SHORT PROBLEM: All records are to be retyped faithfully and completely.

─── RECORDED INFORMATION ───

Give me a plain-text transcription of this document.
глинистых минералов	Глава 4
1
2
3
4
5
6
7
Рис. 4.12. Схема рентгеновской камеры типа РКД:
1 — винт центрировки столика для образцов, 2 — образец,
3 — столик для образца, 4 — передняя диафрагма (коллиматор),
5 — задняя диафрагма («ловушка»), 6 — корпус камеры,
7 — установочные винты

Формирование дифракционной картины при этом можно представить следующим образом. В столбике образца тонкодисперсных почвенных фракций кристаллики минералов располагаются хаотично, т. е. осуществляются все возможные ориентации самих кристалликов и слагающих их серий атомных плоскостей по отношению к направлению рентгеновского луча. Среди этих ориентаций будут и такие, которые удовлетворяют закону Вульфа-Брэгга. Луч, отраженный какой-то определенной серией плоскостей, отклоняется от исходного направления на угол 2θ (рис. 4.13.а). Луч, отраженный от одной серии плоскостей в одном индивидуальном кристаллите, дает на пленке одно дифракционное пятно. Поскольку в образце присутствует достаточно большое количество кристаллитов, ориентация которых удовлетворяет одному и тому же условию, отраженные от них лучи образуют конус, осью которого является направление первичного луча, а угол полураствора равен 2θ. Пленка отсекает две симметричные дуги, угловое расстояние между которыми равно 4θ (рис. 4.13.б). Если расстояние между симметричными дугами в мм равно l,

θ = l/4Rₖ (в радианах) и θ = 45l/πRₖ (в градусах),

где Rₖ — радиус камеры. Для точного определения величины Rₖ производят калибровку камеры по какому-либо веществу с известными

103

───

RESPONSE TO THE EXERCISE:
Give me a plain-text transcription of this document.
глинистых минералов	Глава 4
1
2
3
4
5
6
7
Рис. 4.12. Схема рентгеновской камеры типа РКД:
1 — винт центрировки столика для образцов, 2 — образец,
3 — столик для образца, 4 — передняя диафрагма (коллиматор),
5 — задняя диафрагма («ловушка»), 6 — корпус камеры,
7 — установочные винты

Формирование дифракционной картины при этом можно представить следующим образом. В столбике образца тонкодисперсных почвенных фракций кристаллики минералов располагаются хаотично, т. е. осуществляются все возможные ориентации самих кристалликов и слагающих их серий атомных плоскостей по отношению к направлению рентгеновского луча. Среди этих ориентаций будут и такие, которые удовлетворяют закону Вульфа-Брэгга. Луч, отраженный какой-то определенной серией плоскостей, отклоняется от исходного направления на угол 2θ (рис. 4.13.а). Луч, отраженный от одной серии плоскостей в одном индивидуальном кристаллите, дает на пленке одно дифракционное пятно. Поскольку в образце присутствует достаточно большое количество кристаллитов, ориентация которых удовлетворяет одному и тому же условию, отраженные от них лучи образуют конус, осью которого является направление первичного луча, а угол полураствора равен 2θ. Пленка отсекает две симметричные дуги, угловое расстояние между которыми равно 4θ (рис. 4.13.б). Если расстояние между симметричными дугами в мм равно l,

θ = l/4Rₖ (в радианах) и θ = 45l/πRₖ (в градусах),

где Rₖ — радиус камеры. Для точного определения величины Rₖ производят калибровку камеры по какому-либо веществу с известными

103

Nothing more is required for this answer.